TASK DETAILS => Each line of the material below that holds the word "text" needs to be copied.

** START STORED ROWS **

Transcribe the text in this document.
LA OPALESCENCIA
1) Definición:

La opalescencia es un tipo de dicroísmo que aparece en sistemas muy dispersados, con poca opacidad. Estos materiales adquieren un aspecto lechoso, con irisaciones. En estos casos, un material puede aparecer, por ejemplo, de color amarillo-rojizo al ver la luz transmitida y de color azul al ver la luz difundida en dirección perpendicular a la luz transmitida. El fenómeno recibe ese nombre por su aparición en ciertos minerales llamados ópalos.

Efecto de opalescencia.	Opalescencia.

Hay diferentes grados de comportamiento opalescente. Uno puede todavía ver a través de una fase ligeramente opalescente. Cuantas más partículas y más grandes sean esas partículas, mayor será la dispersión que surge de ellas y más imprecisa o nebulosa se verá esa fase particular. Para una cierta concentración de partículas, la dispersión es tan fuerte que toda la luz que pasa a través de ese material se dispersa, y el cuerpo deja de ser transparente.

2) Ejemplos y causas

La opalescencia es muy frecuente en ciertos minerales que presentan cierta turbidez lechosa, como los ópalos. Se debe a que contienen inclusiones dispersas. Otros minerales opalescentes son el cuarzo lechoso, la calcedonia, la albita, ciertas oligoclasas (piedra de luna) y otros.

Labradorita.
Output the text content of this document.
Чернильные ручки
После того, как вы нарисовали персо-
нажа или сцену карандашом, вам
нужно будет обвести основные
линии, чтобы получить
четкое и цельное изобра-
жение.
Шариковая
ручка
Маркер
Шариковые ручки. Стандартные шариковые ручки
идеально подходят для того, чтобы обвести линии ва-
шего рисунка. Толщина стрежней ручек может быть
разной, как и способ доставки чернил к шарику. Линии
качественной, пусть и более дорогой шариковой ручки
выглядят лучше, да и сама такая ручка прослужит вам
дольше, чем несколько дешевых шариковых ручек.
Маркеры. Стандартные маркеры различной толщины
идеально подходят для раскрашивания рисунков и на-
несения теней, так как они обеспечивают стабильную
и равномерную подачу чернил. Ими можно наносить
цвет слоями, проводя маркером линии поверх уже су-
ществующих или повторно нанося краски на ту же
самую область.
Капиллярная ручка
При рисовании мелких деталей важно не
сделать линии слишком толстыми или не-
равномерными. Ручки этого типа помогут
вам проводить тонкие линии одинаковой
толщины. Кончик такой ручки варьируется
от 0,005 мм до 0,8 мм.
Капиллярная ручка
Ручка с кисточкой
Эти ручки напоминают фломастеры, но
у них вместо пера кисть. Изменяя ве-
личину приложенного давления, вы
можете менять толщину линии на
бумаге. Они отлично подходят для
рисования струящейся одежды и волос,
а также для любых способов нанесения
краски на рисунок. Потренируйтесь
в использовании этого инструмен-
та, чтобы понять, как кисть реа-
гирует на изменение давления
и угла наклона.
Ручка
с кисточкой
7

** END STORED ROWS **

FULL OUTPUT =>
Transcribe the text in this document.
Output the text content of this document.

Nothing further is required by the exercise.